**EXERCISE TASK**. Pull every "this" line out of the data below.
──────── ENTRIES PROVIDED ────────
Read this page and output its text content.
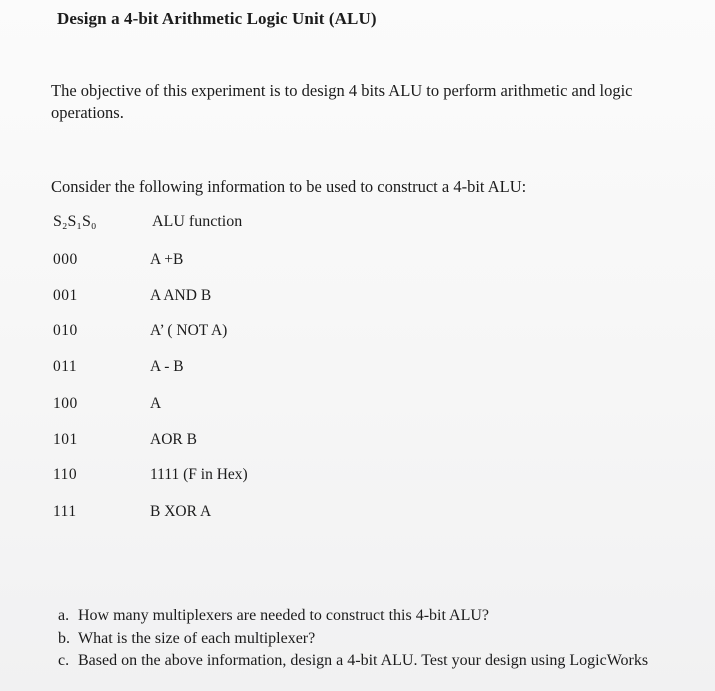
Design a 4-bit Arithmetic Logic Unit (ALU)
The objective of this experiment is to design 4 bits ALU to perform arithmetic and logic operations.
Consider the following information to be used to construct a 4-bit ALU:
S₂S₁S₀	ALU function
000	A +B
001	A AND B
010	A’ ( NOT A)
011	A - B
100	A
101	AOR B
110	1111 (F in Hex)
111	B XOR A
a. How many multiplexers are needed to construct this 4-bit ALU?
b. What is the size of each multiplexer?
c. Based on the above information, design a 4-bit ALU. Test your design using LogicWorks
────────
**FULL OUTPUT**.
Read this page and output its text content.
The objective of this experiment is to design 4 bits ALU to perform arithmetic and logic operations.
a. How many multiplexers are needed to construct this 4-bit ALU?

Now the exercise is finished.